# Records for the exercise
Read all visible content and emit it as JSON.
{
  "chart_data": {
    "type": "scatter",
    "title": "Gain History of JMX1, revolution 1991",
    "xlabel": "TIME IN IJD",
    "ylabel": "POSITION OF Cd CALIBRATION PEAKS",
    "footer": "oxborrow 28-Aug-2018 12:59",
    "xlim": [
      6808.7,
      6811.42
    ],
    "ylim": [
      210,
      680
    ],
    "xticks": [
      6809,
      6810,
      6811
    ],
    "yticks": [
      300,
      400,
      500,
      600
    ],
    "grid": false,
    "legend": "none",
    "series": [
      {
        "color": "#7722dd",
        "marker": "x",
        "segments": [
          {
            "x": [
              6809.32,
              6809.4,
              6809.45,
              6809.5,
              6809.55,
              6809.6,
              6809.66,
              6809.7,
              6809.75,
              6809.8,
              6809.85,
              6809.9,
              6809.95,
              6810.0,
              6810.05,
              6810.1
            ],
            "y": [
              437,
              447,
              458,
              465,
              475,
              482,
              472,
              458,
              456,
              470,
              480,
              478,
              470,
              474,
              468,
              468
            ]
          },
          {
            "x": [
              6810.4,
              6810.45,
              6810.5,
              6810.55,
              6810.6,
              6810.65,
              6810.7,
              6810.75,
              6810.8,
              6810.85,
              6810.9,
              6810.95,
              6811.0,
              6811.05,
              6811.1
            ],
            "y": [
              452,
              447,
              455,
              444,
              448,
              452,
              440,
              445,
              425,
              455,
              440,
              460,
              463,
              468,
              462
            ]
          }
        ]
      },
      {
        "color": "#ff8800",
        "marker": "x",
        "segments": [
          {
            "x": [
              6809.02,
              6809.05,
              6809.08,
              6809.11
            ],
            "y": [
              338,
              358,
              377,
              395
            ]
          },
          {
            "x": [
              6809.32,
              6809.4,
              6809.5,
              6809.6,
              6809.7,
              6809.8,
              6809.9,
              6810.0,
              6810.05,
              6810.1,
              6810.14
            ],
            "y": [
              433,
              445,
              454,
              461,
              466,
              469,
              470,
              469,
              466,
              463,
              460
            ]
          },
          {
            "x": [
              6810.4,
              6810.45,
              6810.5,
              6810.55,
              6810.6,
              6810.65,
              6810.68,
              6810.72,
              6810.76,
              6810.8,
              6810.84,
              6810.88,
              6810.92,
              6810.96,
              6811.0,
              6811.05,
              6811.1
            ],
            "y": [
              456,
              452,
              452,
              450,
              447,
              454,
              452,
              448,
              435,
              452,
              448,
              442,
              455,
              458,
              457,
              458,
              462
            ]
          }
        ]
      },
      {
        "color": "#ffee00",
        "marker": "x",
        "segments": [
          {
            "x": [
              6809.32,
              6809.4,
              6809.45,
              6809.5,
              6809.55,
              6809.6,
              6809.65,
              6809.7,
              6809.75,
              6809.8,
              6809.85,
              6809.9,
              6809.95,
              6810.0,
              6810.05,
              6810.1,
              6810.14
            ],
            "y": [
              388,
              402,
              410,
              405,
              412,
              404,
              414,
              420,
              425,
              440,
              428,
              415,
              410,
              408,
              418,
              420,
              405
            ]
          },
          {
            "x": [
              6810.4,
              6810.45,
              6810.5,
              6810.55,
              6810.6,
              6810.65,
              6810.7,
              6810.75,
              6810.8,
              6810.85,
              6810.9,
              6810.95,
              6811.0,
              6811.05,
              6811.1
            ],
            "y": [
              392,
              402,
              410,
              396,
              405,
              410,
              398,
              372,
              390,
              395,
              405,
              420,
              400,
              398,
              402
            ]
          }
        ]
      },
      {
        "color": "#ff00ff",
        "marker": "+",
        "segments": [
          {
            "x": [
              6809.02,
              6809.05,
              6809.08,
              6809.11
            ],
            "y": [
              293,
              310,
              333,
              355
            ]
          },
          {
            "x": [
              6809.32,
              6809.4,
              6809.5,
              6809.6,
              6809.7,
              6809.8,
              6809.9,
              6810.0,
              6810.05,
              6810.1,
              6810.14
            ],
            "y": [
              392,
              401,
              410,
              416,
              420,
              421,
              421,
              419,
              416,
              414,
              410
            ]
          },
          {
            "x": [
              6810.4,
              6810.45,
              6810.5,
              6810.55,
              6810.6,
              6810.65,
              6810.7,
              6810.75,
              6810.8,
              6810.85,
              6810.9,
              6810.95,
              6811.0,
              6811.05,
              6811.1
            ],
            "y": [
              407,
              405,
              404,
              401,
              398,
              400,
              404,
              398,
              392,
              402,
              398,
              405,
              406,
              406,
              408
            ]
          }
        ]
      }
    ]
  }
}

# Given exercise
Transcribe all of the lines in the records precisely.

# Correct result
Read all visible content and emit it as JSON.
{
  "chart_data": {
    "type": "scatter",
    "title": "Gain History of JMX1, revolution 1991",
    "xlabel": "TIME IN IJD",
    "ylabel": "POSITION OF Cd CALIBRATION PEAKS",
    "footer": "oxborrow 28-Aug-2018 12:59",
    "xlim": [
      6808.7,
      6811.42
    ],
    "ylim": [
      210,
      680
    ],
    "xticks": [
      6809,
      6810,
      6811
    ],
    "yticks": [
      300,
      400,
      500,
      600
    ],
    "grid": false,
    "legend": "none",
    "series": [
      {
        "color": "#7722dd",
        "marker": "x",
        "segments": [
          {
            "x": [
              6809.32,
              6809.4,
              6809.45,
              6809.5,
              6809.55,
              6809.6,
              6809.66,
              6809.7,
              6809.75,
              6809.8,
              6809.85,
              6809.9,
              6809.95,
              6810.0,
              6810.05,
              6810.1
            ],
            "y": [
              437,
              447,
              458,
              465,
              475,
              482,
              472,
              458,
              456,
              470,
              480,
              478,
              470,
              474,
              468,
              468
            ]
          },
          {
            "x": [
              6810.4,
              6810.45,
              6810.5,
              6810.55,
              6810.6,
              6810.65,
              6810.7,
              6810.75,
              6810.8,
              6810.85,
              6810.9,
              6810.95,
              6811.0,
              6811.05,
              6811.1
            ],
            "y": [
              452,
              447,
              455,
              444,
              448,
              452,
              440,
              445,
              425,
              455,
              440,
              460,
              463,
              468,
              462
            ]
          }
        ]
      },
      {
        "color": "#ff8800",
        "marker": "x",
        "segments": [
          {
            "x": [
              6809.02,
              6809.05,
              6809.08,
              6809.11
            ],
            "y": [
              338,
              358,
              377,
              395
            ]
          },
          {
            "x": [
              6809.32,
              6809.4,
              6809.5,
              6809.6,
              6809.7,
              6809.8,
              6809.9,
              6810.0,
              6810.05,
              6810.1,
              6810.14
            ],
            "y": [
              433,
              445,
              454,
              461,
              466,
              469,
              470,
              469,
              466,
              463,
              460
            ]
          },
          {
            "x": [
              6810.4,
              6810.45,
              6810.5,
              6810.55,
              6810.6,
              6810.65,
              6810.68,
              6810.72,
              6810.76,
              6810.8,
              6810.84,
              6810.88,
              6810.92,
              6810.96,
              6811.0,
              6811.05,
              6811.1
            ],
            "y": [
              456,
              452,
              452,
              450,
              447,
              454,
              452,
              448,
              435,
              452,
              448,
              442,
              455,
              458,
              457,
              458,
              462
            ]
          }
        ]
      },
      {
        "color": "#ffee00",
        "marker": "x",
        "segments": [
          {
            "x": [
              6809.32,
              6809.4,
              6809.45,
              6809.5,
              6809.55,
              6809.6,
              6809.65,
              6809.7,
              6809.75,
              6809.8,
              6809.85,
              6809.9,
              6809.95,
              6810.0,
              6810.05,
              6810.1,
              6810.14
            ],
            "y": [
              388,
              402,
              410,
              405,
              412,
              404,
              414,
              420,
              425,
              440,
              428,
              415,
              410,
              408,
              418,
              420,
              405
            ]
          },
          {
            "x": [
              6810.4,
              6810.45,
              6810.5,
              6810.55,
              6810.6,
              6810.65,
              6810.7,
              6810.75,
              6810.8,
              6810.85,
              6810.9,
              6810.95,
              6811.0,
              6811.05,
              6811.1
            ],
            "y": [
              392,
              402,
              410,
              396,
              405,
              410,
              398,
              372,
              390,
              395,
              405,
              420,
              400,
              398,
              402
            ]
          }
        ]
      },
      {
        "color": "#ff00ff",
        "marker": "+",
        "segments": [
          {
            "x": [
              6809.02,
              6809.05,
              6809.08,
              6809.11
            ],
            "y": [
              293,
              310,
              333,
              355
            ]
          },
          {
            "x": [
              6809.32,
              6809.4,
              6809.5,
              6809.6,
              6809.7,
              6809.8,
              6809.9,
              6810.0,
              6810.05,
              6810.1,
              6810.14
            ],
            "y": [
              392,
              401,
              410,
              416,
              420,
              421,
              421,
              419,
              416,
              414,
              410
            ]
          },
          {
            "x": [
              6810.4,
              6810.45,
              6810.5,
              6810.55,
              6810.6,
              6810.65,
              6810.7,
              6810.75,
              6810.8,
              6810.85,
              6810.9,
              6810.95,
              6811.0,
              6811.05,
              6811.1
            ],
            "y": [
              407,
              405,
              404,
              401,
              398,
              400,
              404,
              398,
              392,
              402,
              398,
              405,
              406,
              406,
              408
            ]
          }
        ]
      }
    ]
  }
}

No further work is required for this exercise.